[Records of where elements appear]
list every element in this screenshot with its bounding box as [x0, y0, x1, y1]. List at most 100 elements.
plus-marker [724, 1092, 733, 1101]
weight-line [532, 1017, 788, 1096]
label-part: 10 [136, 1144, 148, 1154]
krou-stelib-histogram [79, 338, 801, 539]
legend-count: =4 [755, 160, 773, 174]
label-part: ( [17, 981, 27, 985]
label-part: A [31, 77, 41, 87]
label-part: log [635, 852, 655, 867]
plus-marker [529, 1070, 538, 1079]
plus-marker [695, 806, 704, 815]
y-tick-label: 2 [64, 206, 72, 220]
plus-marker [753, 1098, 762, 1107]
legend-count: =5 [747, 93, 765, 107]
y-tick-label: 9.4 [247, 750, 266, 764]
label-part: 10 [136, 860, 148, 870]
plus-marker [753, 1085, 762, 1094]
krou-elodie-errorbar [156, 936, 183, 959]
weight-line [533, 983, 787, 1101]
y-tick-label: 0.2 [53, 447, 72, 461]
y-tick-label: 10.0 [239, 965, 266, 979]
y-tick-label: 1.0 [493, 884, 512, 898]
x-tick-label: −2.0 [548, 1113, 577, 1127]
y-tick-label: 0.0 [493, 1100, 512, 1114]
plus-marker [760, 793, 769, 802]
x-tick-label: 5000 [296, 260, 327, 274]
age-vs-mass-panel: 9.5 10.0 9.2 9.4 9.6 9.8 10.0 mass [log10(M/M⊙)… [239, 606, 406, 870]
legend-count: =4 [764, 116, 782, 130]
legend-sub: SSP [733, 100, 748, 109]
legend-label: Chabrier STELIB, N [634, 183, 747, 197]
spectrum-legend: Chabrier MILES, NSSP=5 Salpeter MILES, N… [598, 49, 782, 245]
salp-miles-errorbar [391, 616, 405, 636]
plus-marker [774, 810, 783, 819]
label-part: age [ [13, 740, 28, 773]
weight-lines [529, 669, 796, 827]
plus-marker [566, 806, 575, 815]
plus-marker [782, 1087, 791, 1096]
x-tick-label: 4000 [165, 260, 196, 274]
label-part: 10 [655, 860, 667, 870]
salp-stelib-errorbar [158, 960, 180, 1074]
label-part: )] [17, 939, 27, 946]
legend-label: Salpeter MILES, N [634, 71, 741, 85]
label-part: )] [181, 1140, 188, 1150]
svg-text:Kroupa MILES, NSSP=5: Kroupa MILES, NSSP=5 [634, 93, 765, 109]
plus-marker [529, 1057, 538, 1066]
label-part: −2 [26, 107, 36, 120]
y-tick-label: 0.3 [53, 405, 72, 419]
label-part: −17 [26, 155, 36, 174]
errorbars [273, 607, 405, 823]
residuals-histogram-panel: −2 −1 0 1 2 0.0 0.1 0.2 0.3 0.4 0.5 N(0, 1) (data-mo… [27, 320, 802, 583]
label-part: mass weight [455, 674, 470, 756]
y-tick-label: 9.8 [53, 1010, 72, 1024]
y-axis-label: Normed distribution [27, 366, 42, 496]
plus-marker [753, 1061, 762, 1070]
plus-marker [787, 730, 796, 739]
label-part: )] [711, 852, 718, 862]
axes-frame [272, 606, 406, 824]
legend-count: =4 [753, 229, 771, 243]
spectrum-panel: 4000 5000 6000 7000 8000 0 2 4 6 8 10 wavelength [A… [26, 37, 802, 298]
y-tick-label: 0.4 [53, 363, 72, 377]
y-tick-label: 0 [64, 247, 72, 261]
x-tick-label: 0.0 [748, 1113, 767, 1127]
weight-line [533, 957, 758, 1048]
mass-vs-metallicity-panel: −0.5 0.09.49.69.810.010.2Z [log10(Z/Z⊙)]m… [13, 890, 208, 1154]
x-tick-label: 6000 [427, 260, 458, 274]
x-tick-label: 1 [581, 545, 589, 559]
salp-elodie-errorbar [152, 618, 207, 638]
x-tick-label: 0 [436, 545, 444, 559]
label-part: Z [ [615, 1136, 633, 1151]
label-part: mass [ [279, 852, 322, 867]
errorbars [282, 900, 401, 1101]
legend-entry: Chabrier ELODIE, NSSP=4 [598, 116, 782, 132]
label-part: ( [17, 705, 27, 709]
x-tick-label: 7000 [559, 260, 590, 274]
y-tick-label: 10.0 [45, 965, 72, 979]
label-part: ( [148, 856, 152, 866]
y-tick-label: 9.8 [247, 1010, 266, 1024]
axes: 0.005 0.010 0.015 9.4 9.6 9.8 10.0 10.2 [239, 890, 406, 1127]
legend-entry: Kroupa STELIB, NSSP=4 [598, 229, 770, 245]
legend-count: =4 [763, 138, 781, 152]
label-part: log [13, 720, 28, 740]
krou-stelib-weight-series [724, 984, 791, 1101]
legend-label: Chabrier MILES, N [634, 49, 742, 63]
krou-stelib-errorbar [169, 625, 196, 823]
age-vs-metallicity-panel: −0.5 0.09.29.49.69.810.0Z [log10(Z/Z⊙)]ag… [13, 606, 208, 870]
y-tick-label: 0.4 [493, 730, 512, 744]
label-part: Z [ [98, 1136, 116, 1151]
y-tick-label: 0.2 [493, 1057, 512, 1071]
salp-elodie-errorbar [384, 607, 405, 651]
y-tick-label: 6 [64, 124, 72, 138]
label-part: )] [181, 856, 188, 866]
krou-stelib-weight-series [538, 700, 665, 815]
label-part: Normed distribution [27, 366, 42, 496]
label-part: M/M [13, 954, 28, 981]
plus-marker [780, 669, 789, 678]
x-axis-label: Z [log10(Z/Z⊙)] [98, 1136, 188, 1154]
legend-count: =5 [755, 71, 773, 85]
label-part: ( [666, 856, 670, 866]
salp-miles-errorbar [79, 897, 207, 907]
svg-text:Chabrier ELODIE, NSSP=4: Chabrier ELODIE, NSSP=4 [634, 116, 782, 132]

EXERCISE BRIEF
Write out all of the entries above again, replacing every "plus-marker" with "cross-marker" and leaving everything else the same.

FINISHED EXERCISE
list every element in this screenshot with its bounding box as [x0, y0, x1, y1]. List at most 100 elements.
cross-marker [724, 1092, 733, 1101]
weight-line [532, 1017, 788, 1096]
label-part: 10 [136, 1144, 148, 1154]
krou-stelib-histogram [79, 338, 801, 539]
legend-count: =4 [755, 160, 773, 174]
label-part: ( [17, 981, 27, 985]
label-part: A [31, 77, 41, 87]
label-part: log [635, 852, 655, 867]
cross-marker [529, 1070, 538, 1079]
cross-marker [695, 806, 704, 815]
y-tick-label: 2 [64, 206, 72, 220]
cross-marker [753, 1098, 762, 1107]
legend-count: =5 [747, 93, 765, 107]
y-tick-label: 9.4 [247, 750, 266, 764]
label-part: 10 [136, 860, 148, 870]
cross-marker [753, 1085, 762, 1094]
krou-elodie-errorbar [156, 936, 183, 959]
weight-line [533, 983, 787, 1101]
y-tick-label: 0.2 [53, 447, 72, 461]
y-tick-label: 10.0 [239, 965, 266, 979]
y-tick-label: 1.0 [493, 884, 512, 898]
x-tick-label: −2.0 [548, 1113, 577, 1127]
y-tick-label: 0.0 [493, 1100, 512, 1114]
cross-marker [760, 793, 769, 802]
x-tick-label: 5000 [296, 260, 327, 274]
age-vs-mass-panel: 9.5 10.0 9.2 9.4 9.6 9.8 10.0 mass [log10(M/M⊙)… [239, 606, 406, 870]
legend-count: =4 [764, 116, 782, 130]
legend-sub: SSP [733, 100, 748, 109]
legend-label: Chabrier STELIB, N [634, 183, 747, 197]
spectrum-legend: Chabrier MILES, NSSP=5 Salpeter MILES, N… [598, 49, 782, 245]
salp-miles-errorbar [391, 616, 405, 636]
cross-marker [774, 810, 783, 819]
label-part: age [ [13, 740, 28, 773]
weight-lines [529, 669, 796, 827]
cross-marker [566, 806, 575, 815]
cross-marker [782, 1087, 791, 1096]
x-tick-label: 4000 [165, 260, 196, 274]
label-part: 10 [655, 860, 667, 870]
salp-stelib-errorbar [158, 960, 180, 1074]
label-part: )] [17, 939, 27, 946]
legend-label: Salpeter MILES, N [634, 71, 741, 85]
label-part: )] [181, 1140, 188, 1150]
svg-text:Kroupa MILES, NSSP=5: Kroupa MILES, NSSP=5 [634, 93, 765, 109]
cross-marker [529, 1057, 538, 1066]
label-part: −2 [26, 107, 36, 120]
y-tick-label: 0.3 [53, 405, 72, 419]
label-part: −17 [26, 155, 36, 174]
errorbars [273, 607, 405, 823]
residuals-histogram-panel: −2 −1 0 1 2 0.0 0.1 0.2 0.3 0.4 0.5 N(0, 1) (data-mo… [27, 320, 802, 583]
label-part: mass weight [455, 674, 470, 756]
y-tick-label: 9.8 [53, 1010, 72, 1024]
y-axis-label: Normed distribution [27, 366, 42, 496]
cross-marker [753, 1061, 762, 1070]
cross-marker [787, 730, 796, 739]
label-part: )] [711, 852, 718, 862]
axes-frame [272, 606, 406, 824]
legend-count: =4 [753, 229, 771, 243]
spectrum-panel: 4000 5000 6000 7000 8000 0 2 4 6 8 10 wavelength [A… [26, 37, 802, 298]
y-tick-label: 0.4 [53, 363, 72, 377]
y-tick-label: 0 [64, 247, 72, 261]
x-tick-label: 0.0 [748, 1113, 767, 1127]
weight-line [533, 957, 758, 1048]
mass-vs-metallicity-panel: −0.5 0.09.49.69.810.010.2Z [log10(Z/Z⊙)]m… [13, 890, 208, 1154]
x-tick-label: 6000 [427, 260, 458, 274]
x-tick-label: 1 [581, 545, 589, 559]
salp-elodie-errorbar [152, 618, 207, 638]
x-tick-label: 0 [436, 545, 444, 559]
label-part: Z [ [615, 1136, 633, 1151]
label-part: mass [ [279, 852, 322, 867]
errorbars [282, 900, 401, 1101]
legend-entry: Chabrier ELODIE, NSSP=4 [598, 116, 782, 132]
label-part: ( [17, 705, 27, 709]
x-tick-label: 7000 [559, 260, 590, 274]
y-tick-label: 10.0 [45, 965, 72, 979]
label-part: ( [148, 856, 152, 866]
y-tick-label: 9.8 [247, 1010, 266, 1024]
axes: 0.005 0.010 0.015 9.4 9.6 9.8 10.0 10.2 [239, 890, 406, 1127]
legend-entry: Kroupa STELIB, NSSP=4 [598, 229, 770, 245]
legend-count: =4 [763, 138, 781, 152]
label-part: log [13, 720, 28, 740]
krou-stelib-weight-series [724, 984, 791, 1101]
legend-label: Chabrier MILES, N [634, 49, 742, 63]
krou-stelib-errorbar [169, 625, 196, 823]
age-vs-metallicity-panel: −0.5 0.09.29.49.69.810.0Z [log10(Z/Z⊙)]ag… [13, 606, 208, 870]
y-tick-label: 0.4 [493, 730, 512, 744]
label-part: Z [ [98, 1136, 116, 1151]
y-tick-label: 0.2 [493, 1057, 512, 1071]
salp-elodie-errorbar [384, 607, 405, 651]
y-tick-label: 6 [64, 124, 72, 138]
label-part: )] [181, 856, 188, 866]
krou-stelib-weight-series [538, 700, 665, 815]
label-part: Normed distribution [27, 366, 42, 496]
label-part: M/M [13, 954, 28, 981]
cross-marker [780, 669, 789, 678]
x-axis-label: Z [log10(Z/Z⊙)] [98, 1136, 188, 1154]
legend-count: =5 [755, 71, 773, 85]
label-part: ( [666, 856, 670, 866]
salp-miles-errorbar [79, 897, 207, 907]
svg-text:Chabrier ELODIE, NSSP=4: Chabrier ELODIE, NSSP=4 [634, 116, 782, 132]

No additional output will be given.